What you should do
Locate each line holding the string "Temperature" and copy it.

Extracted material

****

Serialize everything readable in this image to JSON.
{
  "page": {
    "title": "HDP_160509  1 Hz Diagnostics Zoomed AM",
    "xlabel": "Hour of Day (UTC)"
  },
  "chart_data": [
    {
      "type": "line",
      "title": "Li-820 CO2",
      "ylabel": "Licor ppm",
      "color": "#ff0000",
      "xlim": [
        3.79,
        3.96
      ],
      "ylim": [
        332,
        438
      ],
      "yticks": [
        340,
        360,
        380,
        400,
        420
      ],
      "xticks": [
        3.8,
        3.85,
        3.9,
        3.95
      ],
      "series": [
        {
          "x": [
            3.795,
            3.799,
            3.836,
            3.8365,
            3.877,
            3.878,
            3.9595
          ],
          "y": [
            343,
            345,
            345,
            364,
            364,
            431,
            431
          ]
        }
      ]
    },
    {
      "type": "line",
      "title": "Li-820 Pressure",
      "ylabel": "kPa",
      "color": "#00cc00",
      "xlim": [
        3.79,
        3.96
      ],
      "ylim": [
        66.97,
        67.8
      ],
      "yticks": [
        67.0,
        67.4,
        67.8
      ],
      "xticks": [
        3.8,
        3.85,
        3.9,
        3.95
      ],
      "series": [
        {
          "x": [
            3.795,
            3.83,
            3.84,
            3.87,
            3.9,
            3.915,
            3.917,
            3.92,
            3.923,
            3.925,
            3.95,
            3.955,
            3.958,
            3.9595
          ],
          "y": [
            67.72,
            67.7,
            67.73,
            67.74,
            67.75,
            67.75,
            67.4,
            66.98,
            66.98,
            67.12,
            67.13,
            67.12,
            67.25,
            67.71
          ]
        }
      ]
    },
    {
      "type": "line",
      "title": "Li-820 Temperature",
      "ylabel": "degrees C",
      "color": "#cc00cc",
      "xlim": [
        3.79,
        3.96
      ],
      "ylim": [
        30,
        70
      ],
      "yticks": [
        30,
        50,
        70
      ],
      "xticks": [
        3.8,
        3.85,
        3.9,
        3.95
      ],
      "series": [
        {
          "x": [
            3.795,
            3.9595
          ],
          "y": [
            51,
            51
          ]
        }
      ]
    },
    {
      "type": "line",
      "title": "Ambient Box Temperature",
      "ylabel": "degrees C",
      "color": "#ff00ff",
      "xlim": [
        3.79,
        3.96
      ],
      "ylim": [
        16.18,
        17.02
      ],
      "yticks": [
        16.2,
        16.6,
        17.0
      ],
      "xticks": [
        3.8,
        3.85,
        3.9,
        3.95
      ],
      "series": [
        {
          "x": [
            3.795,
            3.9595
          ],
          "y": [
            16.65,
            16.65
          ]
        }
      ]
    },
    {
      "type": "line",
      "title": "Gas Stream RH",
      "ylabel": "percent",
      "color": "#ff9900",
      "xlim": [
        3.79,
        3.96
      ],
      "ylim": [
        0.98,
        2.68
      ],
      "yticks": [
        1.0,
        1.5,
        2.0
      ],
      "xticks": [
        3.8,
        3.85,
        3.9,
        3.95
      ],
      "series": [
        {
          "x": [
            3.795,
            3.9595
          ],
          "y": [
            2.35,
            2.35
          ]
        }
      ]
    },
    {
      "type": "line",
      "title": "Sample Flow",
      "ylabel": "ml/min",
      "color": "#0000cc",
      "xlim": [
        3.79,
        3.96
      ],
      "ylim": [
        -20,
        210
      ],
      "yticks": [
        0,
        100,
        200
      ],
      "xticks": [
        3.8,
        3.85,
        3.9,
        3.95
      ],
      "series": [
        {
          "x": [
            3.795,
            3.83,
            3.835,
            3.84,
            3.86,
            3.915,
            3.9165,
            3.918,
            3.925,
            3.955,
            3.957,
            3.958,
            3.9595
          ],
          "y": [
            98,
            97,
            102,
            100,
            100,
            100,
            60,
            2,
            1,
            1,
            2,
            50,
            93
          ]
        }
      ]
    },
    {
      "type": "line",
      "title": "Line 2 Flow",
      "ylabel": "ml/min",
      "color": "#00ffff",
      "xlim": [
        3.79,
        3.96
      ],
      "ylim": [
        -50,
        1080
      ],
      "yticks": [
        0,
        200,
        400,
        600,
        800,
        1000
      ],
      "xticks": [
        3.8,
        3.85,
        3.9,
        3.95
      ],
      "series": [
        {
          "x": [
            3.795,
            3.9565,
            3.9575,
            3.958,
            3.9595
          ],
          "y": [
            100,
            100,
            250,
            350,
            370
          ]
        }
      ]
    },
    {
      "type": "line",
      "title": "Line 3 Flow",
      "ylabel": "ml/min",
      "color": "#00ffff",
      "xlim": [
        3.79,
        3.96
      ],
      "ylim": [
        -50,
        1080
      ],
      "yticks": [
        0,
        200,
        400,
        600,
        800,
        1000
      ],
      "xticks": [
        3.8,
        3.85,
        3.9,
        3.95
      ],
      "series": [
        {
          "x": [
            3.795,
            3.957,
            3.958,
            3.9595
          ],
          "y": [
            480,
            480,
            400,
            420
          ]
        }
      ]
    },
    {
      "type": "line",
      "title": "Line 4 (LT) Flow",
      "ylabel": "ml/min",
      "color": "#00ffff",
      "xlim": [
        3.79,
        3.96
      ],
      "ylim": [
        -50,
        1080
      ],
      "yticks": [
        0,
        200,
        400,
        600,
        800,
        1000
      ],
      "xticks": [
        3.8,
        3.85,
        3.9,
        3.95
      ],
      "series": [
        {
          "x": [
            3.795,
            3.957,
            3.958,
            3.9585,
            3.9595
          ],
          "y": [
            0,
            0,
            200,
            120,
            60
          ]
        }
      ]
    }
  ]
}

****

Task output
      "title": "Li-820 Temperature",
      "title": "Ambient Box Temperature",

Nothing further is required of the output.